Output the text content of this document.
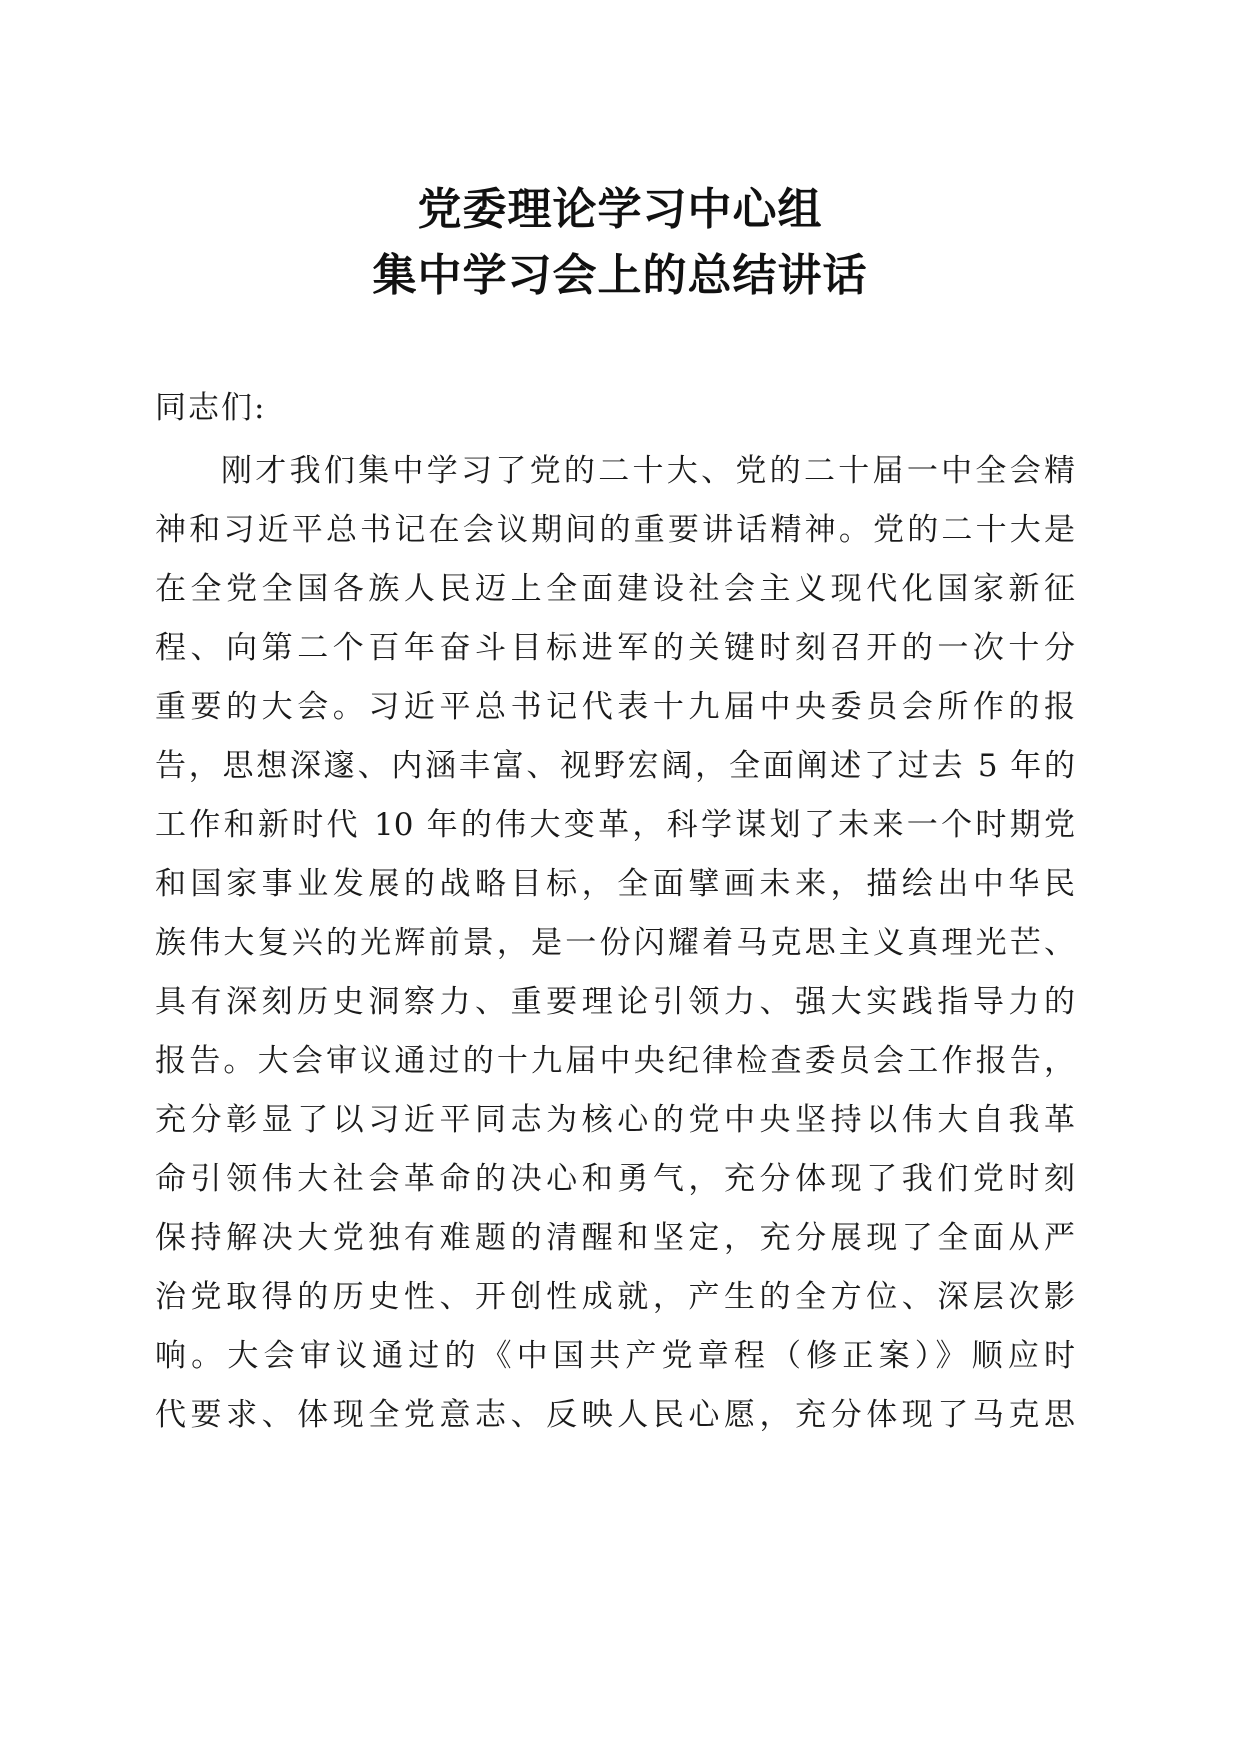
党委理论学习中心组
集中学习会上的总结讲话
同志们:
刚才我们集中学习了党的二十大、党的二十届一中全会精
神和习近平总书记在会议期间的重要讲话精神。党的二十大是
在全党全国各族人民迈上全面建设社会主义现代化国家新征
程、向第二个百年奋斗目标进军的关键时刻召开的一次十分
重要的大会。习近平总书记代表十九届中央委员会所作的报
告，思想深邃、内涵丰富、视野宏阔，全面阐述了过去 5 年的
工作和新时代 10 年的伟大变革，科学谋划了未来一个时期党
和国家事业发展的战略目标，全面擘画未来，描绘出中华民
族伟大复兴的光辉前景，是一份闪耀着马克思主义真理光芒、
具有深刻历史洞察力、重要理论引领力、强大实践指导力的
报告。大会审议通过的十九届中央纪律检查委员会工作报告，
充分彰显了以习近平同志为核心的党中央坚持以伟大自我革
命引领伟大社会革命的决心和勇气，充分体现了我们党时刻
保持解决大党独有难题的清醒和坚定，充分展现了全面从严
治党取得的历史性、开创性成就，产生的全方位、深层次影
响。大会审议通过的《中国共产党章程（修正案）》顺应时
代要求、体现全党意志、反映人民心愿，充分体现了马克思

++++++++++++++++++++

> [Task to complete]: Pictures don't belong in the copy. Restate all the entries exactly.

> [Written solution]:
Output the text content of this document.
党委理论学习中心组
集中学习会上的总结讲话
同志们:
刚才我们集中学习了党的二十大、党的二十届一中全会精
神和习近平总书记在会议期间的重要讲话精神。党的二十大是
在全党全国各族人民迈上全面建设社会主义现代化国家新征
程、向第二个百年奋斗目标进军的关键时刻召开的一次十分
重要的大会。习近平总书记代表十九届中央委员会所作的报
告，思想深邃、内涵丰富、视野宏阔，全面阐述了过去 5 年的
工作和新时代 10 年的伟大变革，科学谋划了未来一个时期党
和国家事业发展的战略目标，全面擘画未来，描绘出中华民
族伟大复兴的光辉前景，是一份闪耀着马克思主义真理光芒、
具有深刻历史洞察力、重要理论引领力、强大实践指导力的
报告。大会审议通过的十九届中央纪律检查委员会工作报告，
充分彰显了以习近平同志为核心的党中央坚持以伟大自我革
命引领伟大社会革命的决心和勇气，充分体现了我们党时刻
保持解决大党独有难题的清醒和坚定，充分展现了全面从严
治党取得的历史性、开创性成就，产生的全方位、深层次影
响。大会审议通过的《中国共产党章程（修正案）》顺应时
代要求、体现全党意志、反映人民心愿，充分体现了马克思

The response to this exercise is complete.